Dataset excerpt
## Start

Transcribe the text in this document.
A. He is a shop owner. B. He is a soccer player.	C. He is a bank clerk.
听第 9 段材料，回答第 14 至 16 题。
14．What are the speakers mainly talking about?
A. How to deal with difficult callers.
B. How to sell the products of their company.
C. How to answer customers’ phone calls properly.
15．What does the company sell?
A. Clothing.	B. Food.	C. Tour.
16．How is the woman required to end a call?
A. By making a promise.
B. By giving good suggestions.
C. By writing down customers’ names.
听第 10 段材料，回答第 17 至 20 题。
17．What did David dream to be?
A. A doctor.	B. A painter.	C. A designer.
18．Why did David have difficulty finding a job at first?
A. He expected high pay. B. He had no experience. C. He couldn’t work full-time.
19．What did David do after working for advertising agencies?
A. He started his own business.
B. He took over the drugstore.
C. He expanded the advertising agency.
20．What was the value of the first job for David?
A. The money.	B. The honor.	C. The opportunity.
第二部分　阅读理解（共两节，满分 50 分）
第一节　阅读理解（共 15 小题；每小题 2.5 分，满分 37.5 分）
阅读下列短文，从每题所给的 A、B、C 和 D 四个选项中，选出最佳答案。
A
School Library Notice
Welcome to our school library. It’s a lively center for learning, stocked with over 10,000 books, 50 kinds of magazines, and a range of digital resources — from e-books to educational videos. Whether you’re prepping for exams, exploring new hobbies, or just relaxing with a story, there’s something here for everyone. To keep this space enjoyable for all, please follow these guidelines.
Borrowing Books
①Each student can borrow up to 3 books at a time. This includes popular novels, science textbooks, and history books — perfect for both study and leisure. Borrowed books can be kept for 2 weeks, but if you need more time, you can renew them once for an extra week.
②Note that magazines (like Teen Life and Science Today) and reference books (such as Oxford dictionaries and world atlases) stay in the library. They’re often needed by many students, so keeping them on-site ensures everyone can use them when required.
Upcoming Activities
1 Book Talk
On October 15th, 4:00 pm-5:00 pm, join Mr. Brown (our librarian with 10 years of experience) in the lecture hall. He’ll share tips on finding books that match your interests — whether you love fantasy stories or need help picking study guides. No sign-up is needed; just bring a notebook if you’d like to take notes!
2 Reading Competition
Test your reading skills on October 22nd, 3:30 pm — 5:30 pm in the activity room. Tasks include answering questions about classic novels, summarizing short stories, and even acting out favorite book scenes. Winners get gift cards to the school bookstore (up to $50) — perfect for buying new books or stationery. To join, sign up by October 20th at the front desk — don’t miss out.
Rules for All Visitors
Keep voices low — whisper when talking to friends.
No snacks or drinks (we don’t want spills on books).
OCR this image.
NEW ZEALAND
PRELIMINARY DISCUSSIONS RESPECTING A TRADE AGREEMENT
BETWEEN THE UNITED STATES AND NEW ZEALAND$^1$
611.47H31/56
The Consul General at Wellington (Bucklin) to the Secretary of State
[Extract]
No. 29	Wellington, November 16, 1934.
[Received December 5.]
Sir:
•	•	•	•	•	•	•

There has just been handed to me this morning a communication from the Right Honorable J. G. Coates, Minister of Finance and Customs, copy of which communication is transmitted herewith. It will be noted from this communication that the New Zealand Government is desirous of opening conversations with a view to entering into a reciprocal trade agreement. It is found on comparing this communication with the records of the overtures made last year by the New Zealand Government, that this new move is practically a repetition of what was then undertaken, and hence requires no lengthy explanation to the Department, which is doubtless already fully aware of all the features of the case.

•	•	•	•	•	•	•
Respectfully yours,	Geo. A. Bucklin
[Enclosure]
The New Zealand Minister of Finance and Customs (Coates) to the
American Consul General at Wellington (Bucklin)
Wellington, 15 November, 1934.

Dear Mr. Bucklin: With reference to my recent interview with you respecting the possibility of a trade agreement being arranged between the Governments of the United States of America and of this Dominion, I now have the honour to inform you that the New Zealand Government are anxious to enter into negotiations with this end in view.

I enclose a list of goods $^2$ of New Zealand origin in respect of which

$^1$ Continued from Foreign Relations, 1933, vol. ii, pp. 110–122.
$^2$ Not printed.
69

## End

The problem: Return every line exactly.

Response for this exercise:
Transcribe the text in this document.
A. He is a shop owner. B. He is a soccer player.	C. He is a bank clerk.
听第 9 段材料，回答第 14 至 16 题。
14．What are the speakers mainly talking about?
A. How to deal with difficult callers.
B. How to sell the products of their company.
C. How to answer customers’ phone calls properly.
15．What does the company sell?
A. Clothing.	B. Food.	C. Tour.
16．How is the woman required to end a call?
A. By making a promise.
B. By giving good suggestions.
C. By writing down customers’ names.
听第 10 段材料，回答第 17 至 20 题。
17．What did David dream to be?
A. A doctor.	B. A painter.	C. A designer.
18．Why did David have difficulty finding a job at first?
A. He expected high pay. B. He had no experience. C. He couldn’t work full-time.
19．What did David do after working for advertising agencies?
A. He started his own business.
B. He took over the drugstore.
C. He expanded the advertising agency.
20．What was the value of the first job for David?
A. The money.	B. The honor.	C. The opportunity.
第二部分　阅读理解（共两节，满分 50 分）
第一节　阅读理解（共 15 小题；每小题 2.5 分，满分 37.5 分）
阅读下列短文，从每题所给的 A、B、C 和 D 四个选项中，选出最佳答案。
A
School Library Notice
Welcome to our school library. It’s a lively center for learning, stocked with over 10,000 books, 50 kinds of magazines, and a range of digital resources — from e-books to educational videos. Whether you’re prepping for exams, exploring new hobbies, or just relaxing with a story, there’s something here for everyone. To keep this space enjoyable for all, please follow these guidelines.
Borrowing Books
①Each student can borrow up to 3 books at a time. This includes popular novels, science textbooks, and history books — perfect for both study and leisure. Borrowed books can be kept for 2 weeks, but if you need more time, you can renew them once for an extra week.
②Note that magazines (like Teen Life and Science Today) and reference books (such as Oxford dictionaries and world atlases) stay in the library. They’re often needed by many students, so keeping them on-site ensures everyone can use them when required.
Upcoming Activities
1 Book Talk
On October 15th, 4:00 pm-5:00 pm, join Mr. Brown (our librarian with 10 years of experience) in the lecture hall. He’ll share tips on finding books that match your interests — whether you love fantasy stories or need help picking study guides. No sign-up is needed; just bring a notebook if you’d like to take notes!
2 Reading Competition
Test your reading skills on October 22nd, 3:30 pm — 5:30 pm in the activity room. Tasks include answering questions about classic novels, summarizing short stories, and even acting out favorite book scenes. Winners get gift cards to the school bookstore (up to $50) — perfect for buying new books or stationery. To join, sign up by October 20th at the front desk — don’t miss out.
Rules for All Visitors
Keep voices low — whisper when talking to friends.
No snacks or drinks (we don’t want spills on books).
OCR this image.
NEW ZEALAND
PRELIMINARY DISCUSSIONS RESPECTING A TRADE AGREEMENT
BETWEEN THE UNITED STATES AND NEW ZEALAND$^1$
611.47H31/56
The Consul General at Wellington (Bucklin) to the Secretary of State
[Extract]
No. 29	Wellington, November 16, 1934.
[Received December 5.]
Sir:
•	•	•	•	•	•	•

There has just been handed to me this morning a communication from the Right Honorable J. G. Coates, Minister of Finance and Customs, copy of which communication is transmitted herewith. It will be noted from this communication that the New Zealand Government is desirous of opening conversations with a view to entering into a reciprocal trade agreement. It is found on comparing this communication with the records of the overtures made last year by the New Zealand Government, that this new move is practically a repetition of what was then undertaken, and hence requires no lengthy explanation to the Department, which is doubtless already fully aware of all the features of the case.

•	•	•	•	•	•	•
Respectfully yours,	Geo. A. Bucklin
[Enclosure]
The New Zealand Minister of Finance and Customs (Coates) to the
American Consul General at Wellington (Bucklin)
Wellington, 15 November, 1934.

Dear Mr. Bucklin: With reference to my recent interview with you respecting the possibility of a trade agreement being arranged between the Governments of the United States of America and of this Dominion, I now have the honour to inform you that the New Zealand Government are anxious to enter into negotiations with this end in view.

I enclose a list of goods $^2$ of New Zealand origin in respect of which

$^1$ Continued from Foreign Relations, 1933, vol. ii, pp. 110–122.
$^2$ Not printed.
69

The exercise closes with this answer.